• Direction: Locate the string "连接该点与各顶点" in the records below. Copy every line where it occurs.

Collected data:
————————

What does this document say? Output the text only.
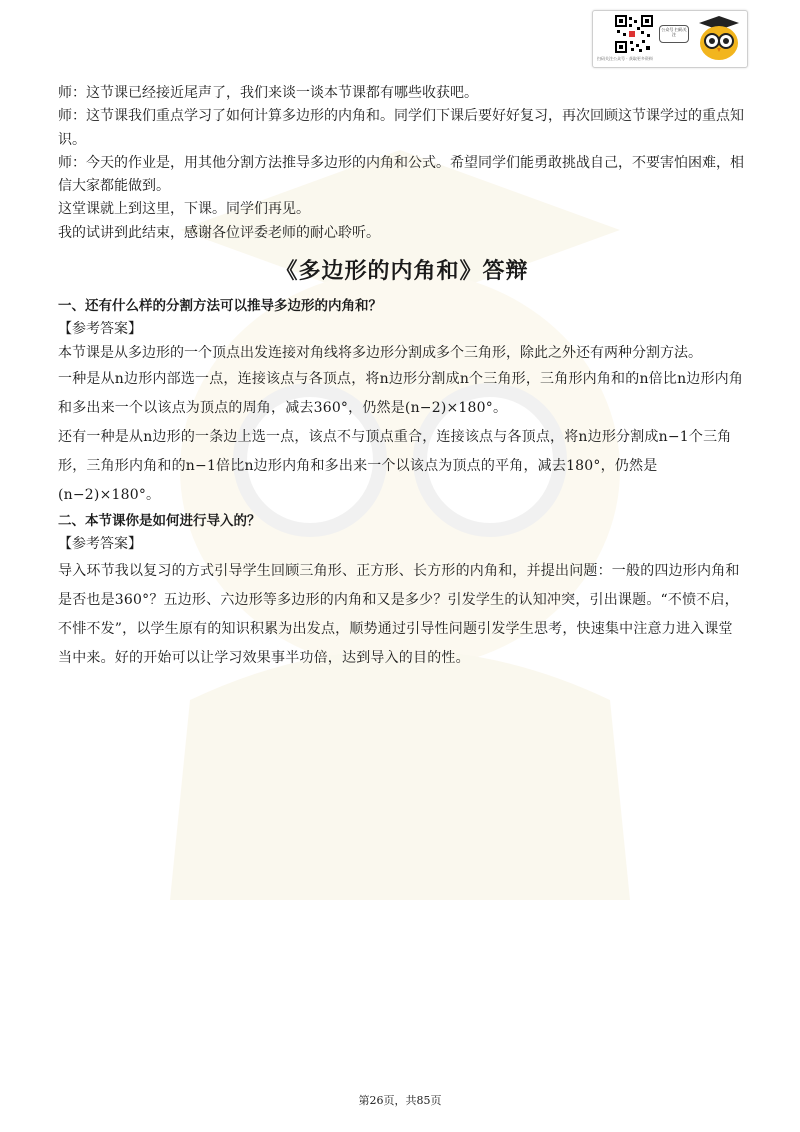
扫码关注公众号 · 获取更多资料
公众号 扫码关注

师：这节课已经接近尾声了，我们来谈一谈本节课都有哪些收获吧。

师：这节课我们重点学习了如何计算多边形的内角和。同学们下课后要好好复习，再次回顾这节课学过的重点知识。

师：今天的作业是，用其他分割方法推导多边形的内角和公式。希望同学们能勇敢挑战自己，不要害怕困难，相信大家都能做到。

这堂课就上到这里，下课。同学们再见。

我的试讲到此结束，感谢各位评委老师的耐心聆听。

《多边形的内角和》答辩

一、还有什么样的分割方法可以推导多边形的内角和？

【参考答案】

本节课是从多边形的一个顶点出发连接对角线将多边形分割成多个三角形，除此之外还有两种分割方法。

一种是从n边形内部选一点，连接该点与各顶点，将n边形分割成n个三角形，三角形内角和的n倍比n边形内角和多出来一个以该点为顶点的周角，减去360°，仍然是(n−2)×180°。

还有一种是从n边形的一条边上选一点，该点不与顶点重合，连接该点与各顶点，将n边形分割成n−1个三角形，三角形内角和的n−1倍比n边形内角和多出来一个以该点为顶点的平角，减去180°，仍然是(n−2)×180°。

二、本节课你是如何进行导入的？

【参考答案】

导入环节我以复习的方式引导学生回顾三角形、正方形、长方形的内角和，并提出问题：一般的四边形内角和是否也是360°？五边形、六边形等多边形的内角和又是多少？引发学生的认知冲突，引出课题。“不愤不启，不悱不发”，以学生原有的知识积累为出发点，顺势通过引导性问题引发学生思考，快速集中注意力进入课堂当中来。好的开始可以让学习效果事半功倍，达到导入的目的性。

第26页，共85页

————————

• The solution:
一种是从n边形内部选一点，连接该点与各顶点，将n边形分割成n个三角形，三角形内角和的n倍比n边形内角和多出来一个以该点为顶点的周角，减去360°，仍然是(n−2)×180°。
还有一种是从n边形的一条边上选一点，该点不与顶点重合，连接该点与各顶点，将n边形分割成n−1个三角形，三角形内角和的n−1倍比n边形内角和多出来一个以该点为顶点的平角，减去180°，仍然是(n−2)×180°。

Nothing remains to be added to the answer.